### Given instruction
Restate the entries word for word, omitting nothing.

--- BEGIN The input ---

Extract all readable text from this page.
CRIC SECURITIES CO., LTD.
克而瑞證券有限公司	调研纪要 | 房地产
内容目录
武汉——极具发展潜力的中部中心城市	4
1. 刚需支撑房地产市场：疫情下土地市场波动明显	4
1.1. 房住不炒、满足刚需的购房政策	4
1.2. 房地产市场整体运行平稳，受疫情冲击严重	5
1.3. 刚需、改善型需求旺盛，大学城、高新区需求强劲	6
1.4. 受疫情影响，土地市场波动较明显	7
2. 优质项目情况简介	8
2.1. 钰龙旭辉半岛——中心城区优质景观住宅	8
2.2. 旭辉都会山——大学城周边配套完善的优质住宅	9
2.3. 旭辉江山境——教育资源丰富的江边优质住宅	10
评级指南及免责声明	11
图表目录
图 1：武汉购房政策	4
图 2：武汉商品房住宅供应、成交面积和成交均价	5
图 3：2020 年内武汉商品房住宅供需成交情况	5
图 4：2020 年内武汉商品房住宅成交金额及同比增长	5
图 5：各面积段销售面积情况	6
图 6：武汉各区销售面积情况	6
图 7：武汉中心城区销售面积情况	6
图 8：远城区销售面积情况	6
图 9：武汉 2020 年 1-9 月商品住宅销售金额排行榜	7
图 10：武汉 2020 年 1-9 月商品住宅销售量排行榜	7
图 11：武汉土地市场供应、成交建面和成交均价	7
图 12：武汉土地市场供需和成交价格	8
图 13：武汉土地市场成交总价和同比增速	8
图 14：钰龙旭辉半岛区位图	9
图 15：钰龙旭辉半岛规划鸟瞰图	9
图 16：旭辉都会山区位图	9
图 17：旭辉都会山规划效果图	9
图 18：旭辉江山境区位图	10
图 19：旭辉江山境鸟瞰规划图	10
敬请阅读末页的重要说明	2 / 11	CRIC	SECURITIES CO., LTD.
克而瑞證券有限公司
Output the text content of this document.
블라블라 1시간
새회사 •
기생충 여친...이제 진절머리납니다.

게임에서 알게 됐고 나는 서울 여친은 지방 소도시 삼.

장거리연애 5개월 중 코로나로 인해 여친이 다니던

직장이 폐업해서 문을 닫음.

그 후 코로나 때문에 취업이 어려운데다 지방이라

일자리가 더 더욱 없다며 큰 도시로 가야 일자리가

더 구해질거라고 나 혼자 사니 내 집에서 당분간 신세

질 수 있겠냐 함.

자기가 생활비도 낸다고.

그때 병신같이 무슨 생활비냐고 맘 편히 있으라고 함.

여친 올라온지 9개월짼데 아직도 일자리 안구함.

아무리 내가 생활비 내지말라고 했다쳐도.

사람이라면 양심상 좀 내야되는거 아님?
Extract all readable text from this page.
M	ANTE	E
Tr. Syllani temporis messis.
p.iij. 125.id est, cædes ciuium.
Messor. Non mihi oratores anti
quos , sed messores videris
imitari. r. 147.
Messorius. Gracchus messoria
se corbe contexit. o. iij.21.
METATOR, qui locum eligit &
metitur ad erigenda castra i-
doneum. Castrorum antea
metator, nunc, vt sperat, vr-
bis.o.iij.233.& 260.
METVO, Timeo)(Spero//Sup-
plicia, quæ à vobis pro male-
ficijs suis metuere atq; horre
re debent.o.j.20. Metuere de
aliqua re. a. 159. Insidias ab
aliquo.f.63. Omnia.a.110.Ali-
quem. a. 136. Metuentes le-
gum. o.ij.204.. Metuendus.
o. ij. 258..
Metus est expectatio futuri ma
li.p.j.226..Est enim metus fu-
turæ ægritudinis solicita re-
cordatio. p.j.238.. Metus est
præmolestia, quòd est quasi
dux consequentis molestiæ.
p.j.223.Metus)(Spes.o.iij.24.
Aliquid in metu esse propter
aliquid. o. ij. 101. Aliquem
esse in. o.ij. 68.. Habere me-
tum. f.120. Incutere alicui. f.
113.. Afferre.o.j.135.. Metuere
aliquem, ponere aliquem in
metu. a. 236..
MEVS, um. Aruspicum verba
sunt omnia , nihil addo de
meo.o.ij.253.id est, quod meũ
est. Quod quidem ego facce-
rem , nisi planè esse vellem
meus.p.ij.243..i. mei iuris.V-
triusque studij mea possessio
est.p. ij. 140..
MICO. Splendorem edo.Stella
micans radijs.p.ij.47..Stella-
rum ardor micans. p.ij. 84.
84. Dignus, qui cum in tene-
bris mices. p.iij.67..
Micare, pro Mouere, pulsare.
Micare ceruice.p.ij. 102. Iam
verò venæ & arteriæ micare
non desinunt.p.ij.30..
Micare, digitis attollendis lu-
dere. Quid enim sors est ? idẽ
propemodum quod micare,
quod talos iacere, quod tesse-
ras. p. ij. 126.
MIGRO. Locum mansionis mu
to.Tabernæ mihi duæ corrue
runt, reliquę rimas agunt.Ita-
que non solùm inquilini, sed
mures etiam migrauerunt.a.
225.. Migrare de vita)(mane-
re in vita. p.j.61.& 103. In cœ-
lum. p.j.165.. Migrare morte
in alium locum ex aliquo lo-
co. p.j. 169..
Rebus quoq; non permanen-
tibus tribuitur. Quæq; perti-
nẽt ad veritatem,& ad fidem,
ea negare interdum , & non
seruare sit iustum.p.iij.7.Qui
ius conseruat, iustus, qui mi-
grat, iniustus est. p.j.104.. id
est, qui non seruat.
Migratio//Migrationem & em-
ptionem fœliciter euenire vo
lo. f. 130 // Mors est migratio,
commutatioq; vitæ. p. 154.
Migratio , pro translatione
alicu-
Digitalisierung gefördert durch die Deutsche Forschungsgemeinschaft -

--- END The input ---

### Output for this task
Extract all readable text from this page.
CRIC SECURITIES CO., LTD.
克而瑞證券有限公司	调研纪要 | 房地产
内容目录
武汉——极具发展潜力的中部中心城市	4
1. 刚需支撑房地产市场：疫情下土地市场波动明显	4
1.1. 房住不炒、满足刚需的购房政策	4
1.2. 房地产市场整体运行平稳，受疫情冲击严重	5
1.3. 刚需、改善型需求旺盛，大学城、高新区需求强劲	6
1.4. 受疫情影响，土地市场波动较明显	7
2. 优质项目情况简介	8
2.1. 钰龙旭辉半岛——中心城区优质景观住宅	8
2.2. 旭辉都会山——大学城周边配套完善的优质住宅	9
2.3. 旭辉江山境——教育资源丰富的江边优质住宅	10
评级指南及免责声明	11
图表目录
图 1：武汉购房政策	4
图 2：武汉商品房住宅供应、成交面积和成交均价	5
图 3：2020 年内武汉商品房住宅供需成交情况	5
图 4：2020 年内武汉商品房住宅成交金额及同比增长	5
图 5：各面积段销售面积情况	6
图 6：武汉各区销售面积情况	6
图 7：武汉中心城区销售面积情况	6
图 8：远城区销售面积情况	6
图 9：武汉 2020 年 1-9 月商品住宅销售金额排行榜	7
图 10：武汉 2020 年 1-9 月商品住宅销售量排行榜	7
图 11：武汉土地市场供应、成交建面和成交均价	7
图 12：武汉土地市场供需和成交价格	8
图 13：武汉土地市场成交总价和同比增速	8
图 14：钰龙旭辉半岛区位图	9
图 15：钰龙旭辉半岛规划鸟瞰图	9
图 16：旭辉都会山区位图	9
图 17：旭辉都会山规划效果图	9
图 18：旭辉江山境区位图	10
图 19：旭辉江山境鸟瞰规划图	10
敬请阅读末页的重要说明	2 / 11	CRIC	SECURITIES CO., LTD.
克而瑞證券有限公司
Output the text content of this document.
블라블라 1시간
새회사 •
기생충 여친...이제 진절머리납니다.

게임에서 알게 됐고 나는 서울 여친은 지방 소도시 삼.

장거리연애 5개월 중 코로나로 인해 여친이 다니던

직장이 폐업해서 문을 닫음.

그 후 코로나 때문에 취업이 어려운데다 지방이라

일자리가 더 더욱 없다며 큰 도시로 가야 일자리가

더 구해질거라고 나 혼자 사니 내 집에서 당분간 신세

질 수 있겠냐 함.

자기가 생활비도 낸다고.

그때 병신같이 무슨 생활비냐고 맘 편히 있으라고 함.

여친 올라온지 9개월짼데 아직도 일자리 안구함.

아무리 내가 생활비 내지말라고 했다쳐도.

사람이라면 양심상 좀 내야되는거 아님?
Extract all readable text from this page.
M	ANTE	E
Tr. Syllani temporis messis.
p.iij. 125.id est, cædes ciuium.
Messor. Non mihi oratores anti
quos , sed messores videris
imitari. r. 147.
Messorius. Gracchus messoria
se corbe contexit. o. iij.21.
METATOR, qui locum eligit &
metitur ad erigenda castra i-
doneum. Castrorum antea
metator, nunc, vt sperat, vr-
bis.o.iij.233.& 260.
METVO, Timeo)(Spero//Sup-
plicia, quæ à vobis pro male-
ficijs suis metuere atq; horre
re debent.o.j.20. Metuere de
aliqua re. a. 159. Insidias ab
aliquo.f.63. Omnia.a.110.Ali-
quem. a. 136. Metuentes le-
gum. o.ij.204.. Metuendus.
o. ij. 258..
Metus est expectatio futuri ma
li.p.j.226..Est enim metus fu-
turæ ægritudinis solicita re-
cordatio. p.j.238.. Metus est
præmolestia, quòd est quasi
dux consequentis molestiæ.
p.j.223.Metus)(Spes.o.iij.24.
Aliquid in metu esse propter
aliquid. o. ij. 101. Aliquem
esse in. o.ij. 68.. Habere me-
tum. f.120. Incutere alicui. f.
113.. Afferre.o.j.135.. Metuere
aliquem, ponere aliquem in
metu. a. 236..
MEVS, um. Aruspicum verba
sunt omnia , nihil addo de
meo.o.ij.253.id est, quod meũ
est. Quod quidem ego facce-
rem , nisi planè esse vellem
meus.p.ij.243..i. mei iuris.V-
triusque studij mea possessio
est.p. ij. 140..
MICO. Splendorem edo.Stella
micans radijs.p.ij.47..Stella-
rum ardor micans. p.ij. 84.
84. Dignus, qui cum in tene-
bris mices. p.iij.67..
Micare, pro Mouere, pulsare.
Micare ceruice.p.ij. 102. Iam
verò venæ & arteriæ micare
non desinunt.p.ij.30..
Micare, digitis attollendis lu-
dere. Quid enim sors est ? idẽ
propemodum quod micare,
quod talos iacere, quod tesse-
ras. p. ij. 126.
MIGRO. Locum mansionis mu
to.Tabernæ mihi duæ corrue
runt, reliquę rimas agunt.Ita-
que non solùm inquilini, sed
mures etiam migrauerunt.a.
225.. Migrare de vita)(mane-
re in vita. p.j.61.& 103. In cœ-
lum. p.j.165.. Migrare morte
in alium locum ex aliquo lo-
co. p.j. 169..
Rebus quoq; non permanen-
tibus tribuitur. Quæq; perti-
nẽt ad veritatem,& ad fidem,
ea negare interdum , & non
seruare sit iustum.p.iij.7.Qui
ius conseruat, iustus, qui mi-
grat, iniustus est. p.j.104.. id
est, qui non seruat.
Migratio//Migrationem & em-
ptionem fœliciter euenire vo
lo. f. 130 // Mors est migratio,
commutatioq; vitæ. p. 154.
Migratio , pro translatione
alicu-
Digitalisierung gefördert durch die Deutsche Forschungsgemeinschaft -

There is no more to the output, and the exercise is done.